■ **Input**
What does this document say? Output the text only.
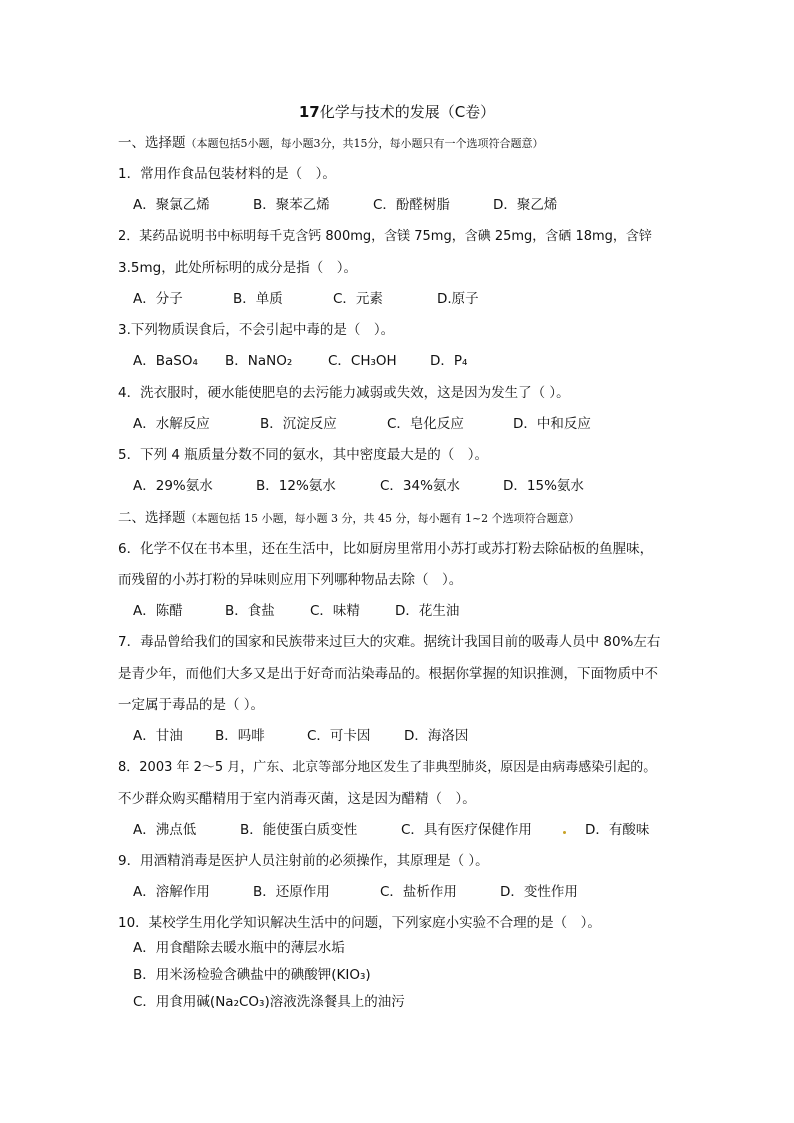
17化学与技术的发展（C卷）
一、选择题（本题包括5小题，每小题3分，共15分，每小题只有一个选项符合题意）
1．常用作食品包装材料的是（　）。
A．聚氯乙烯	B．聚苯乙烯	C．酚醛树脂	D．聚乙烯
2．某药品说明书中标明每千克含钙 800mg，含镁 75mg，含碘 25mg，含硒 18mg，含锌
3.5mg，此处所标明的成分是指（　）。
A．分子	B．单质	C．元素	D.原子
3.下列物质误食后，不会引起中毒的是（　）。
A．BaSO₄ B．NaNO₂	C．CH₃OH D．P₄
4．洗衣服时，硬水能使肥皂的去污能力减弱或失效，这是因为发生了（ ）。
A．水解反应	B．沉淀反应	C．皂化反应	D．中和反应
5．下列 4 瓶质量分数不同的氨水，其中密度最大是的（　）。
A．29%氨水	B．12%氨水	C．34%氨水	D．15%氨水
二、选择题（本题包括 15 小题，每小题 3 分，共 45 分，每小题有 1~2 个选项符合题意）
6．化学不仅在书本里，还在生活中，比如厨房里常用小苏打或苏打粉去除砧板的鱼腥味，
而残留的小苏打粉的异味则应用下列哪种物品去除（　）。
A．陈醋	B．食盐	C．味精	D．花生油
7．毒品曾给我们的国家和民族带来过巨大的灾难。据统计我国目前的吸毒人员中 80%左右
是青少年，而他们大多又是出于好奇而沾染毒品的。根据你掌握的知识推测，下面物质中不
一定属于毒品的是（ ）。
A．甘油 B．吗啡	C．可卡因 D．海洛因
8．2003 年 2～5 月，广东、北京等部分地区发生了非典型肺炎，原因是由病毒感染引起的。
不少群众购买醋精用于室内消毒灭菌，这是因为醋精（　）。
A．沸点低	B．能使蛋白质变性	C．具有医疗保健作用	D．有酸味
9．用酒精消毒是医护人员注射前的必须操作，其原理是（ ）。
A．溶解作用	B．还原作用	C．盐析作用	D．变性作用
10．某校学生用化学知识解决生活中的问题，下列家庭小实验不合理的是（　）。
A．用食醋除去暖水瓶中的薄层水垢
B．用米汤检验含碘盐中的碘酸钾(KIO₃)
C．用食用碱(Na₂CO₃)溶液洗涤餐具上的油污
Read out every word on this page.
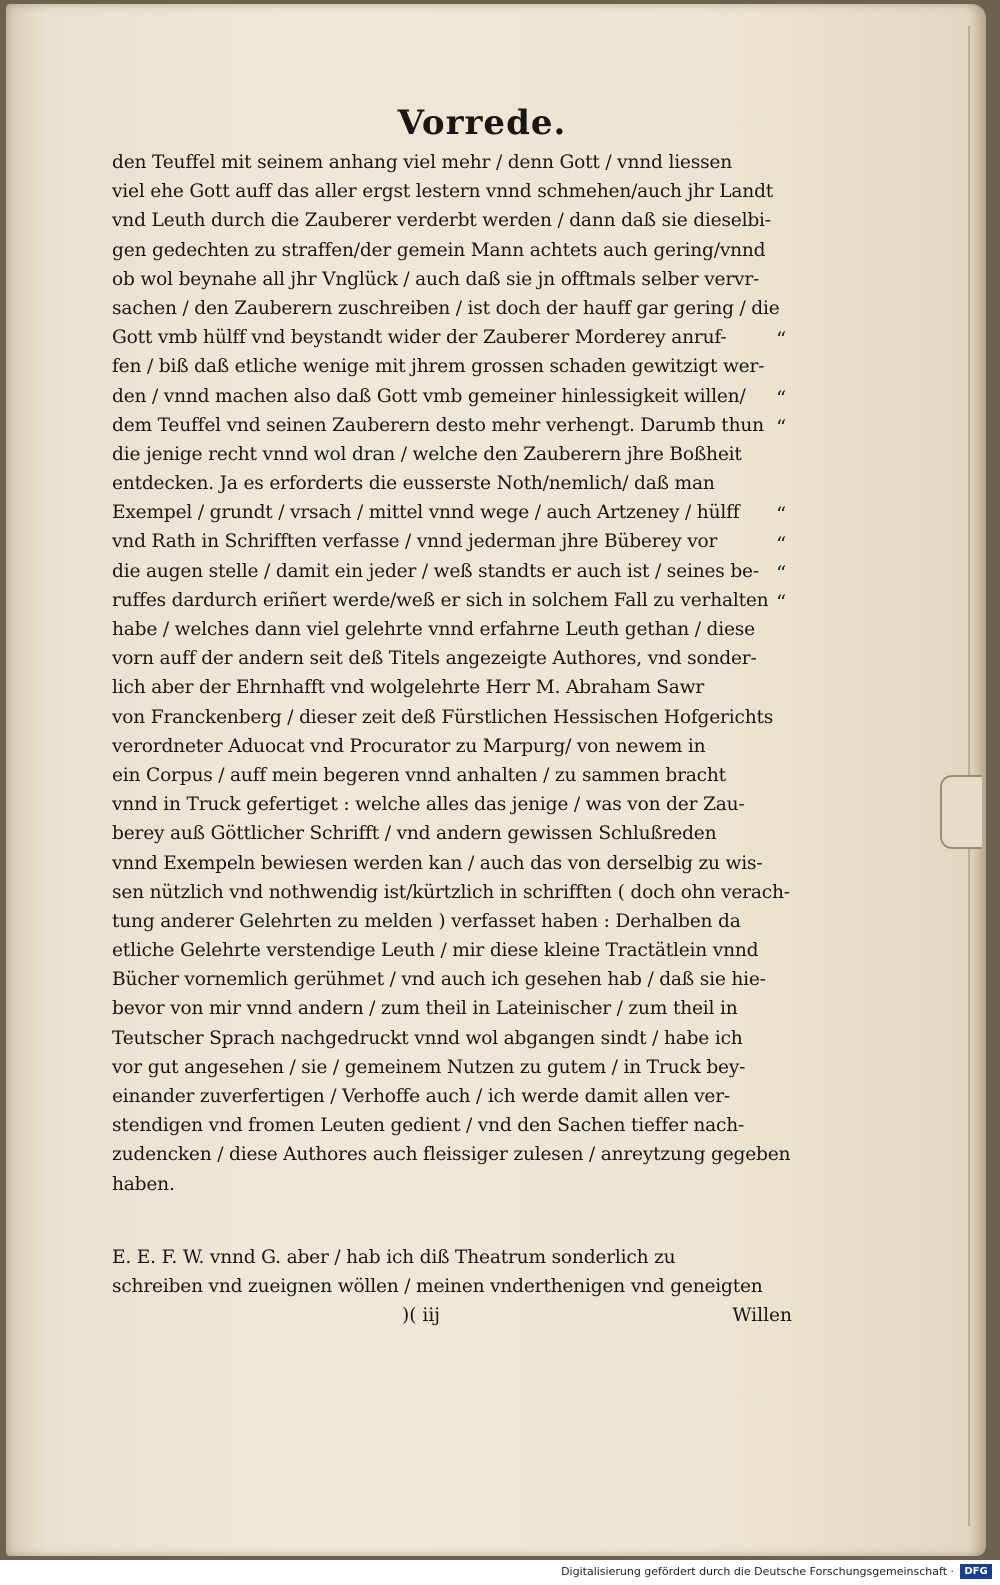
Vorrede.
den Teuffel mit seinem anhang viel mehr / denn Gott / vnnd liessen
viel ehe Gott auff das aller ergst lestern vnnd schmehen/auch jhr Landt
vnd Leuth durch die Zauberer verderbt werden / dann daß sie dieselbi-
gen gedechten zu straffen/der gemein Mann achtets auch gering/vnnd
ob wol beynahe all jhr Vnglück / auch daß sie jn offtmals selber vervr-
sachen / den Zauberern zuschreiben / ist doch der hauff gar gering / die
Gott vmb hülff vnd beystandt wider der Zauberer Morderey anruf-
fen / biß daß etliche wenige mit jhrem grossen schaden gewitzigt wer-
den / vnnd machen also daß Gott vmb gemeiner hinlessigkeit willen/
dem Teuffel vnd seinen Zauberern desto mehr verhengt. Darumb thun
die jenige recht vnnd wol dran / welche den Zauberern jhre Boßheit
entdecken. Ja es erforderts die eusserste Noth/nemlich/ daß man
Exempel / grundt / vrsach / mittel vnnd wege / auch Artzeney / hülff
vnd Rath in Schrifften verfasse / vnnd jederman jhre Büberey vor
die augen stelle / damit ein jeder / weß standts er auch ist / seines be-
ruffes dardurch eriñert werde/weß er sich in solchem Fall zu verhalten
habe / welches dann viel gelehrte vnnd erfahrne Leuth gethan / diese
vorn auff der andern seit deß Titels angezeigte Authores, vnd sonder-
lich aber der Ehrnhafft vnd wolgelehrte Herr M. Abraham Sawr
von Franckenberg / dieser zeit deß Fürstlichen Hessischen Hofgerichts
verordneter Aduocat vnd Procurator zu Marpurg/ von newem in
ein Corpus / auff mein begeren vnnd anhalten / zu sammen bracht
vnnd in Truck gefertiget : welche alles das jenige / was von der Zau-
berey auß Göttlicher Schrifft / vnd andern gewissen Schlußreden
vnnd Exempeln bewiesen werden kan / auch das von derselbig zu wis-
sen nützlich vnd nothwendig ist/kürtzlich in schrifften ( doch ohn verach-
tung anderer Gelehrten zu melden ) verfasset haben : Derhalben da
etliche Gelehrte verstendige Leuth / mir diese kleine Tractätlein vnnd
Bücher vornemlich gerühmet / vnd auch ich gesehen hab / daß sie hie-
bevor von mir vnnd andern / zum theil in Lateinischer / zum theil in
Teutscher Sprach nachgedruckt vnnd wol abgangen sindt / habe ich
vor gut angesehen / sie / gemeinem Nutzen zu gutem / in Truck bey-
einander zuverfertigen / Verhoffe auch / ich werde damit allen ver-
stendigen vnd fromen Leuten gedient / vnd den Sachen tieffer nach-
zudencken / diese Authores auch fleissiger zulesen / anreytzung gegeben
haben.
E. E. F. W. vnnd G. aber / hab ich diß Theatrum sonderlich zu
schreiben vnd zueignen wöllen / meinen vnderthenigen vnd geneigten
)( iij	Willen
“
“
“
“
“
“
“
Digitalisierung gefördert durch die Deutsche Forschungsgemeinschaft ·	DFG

■ **Given exercise**
Only the number is wanted: count the lines of the records that hold the word "werden".

■ **Full solution**
2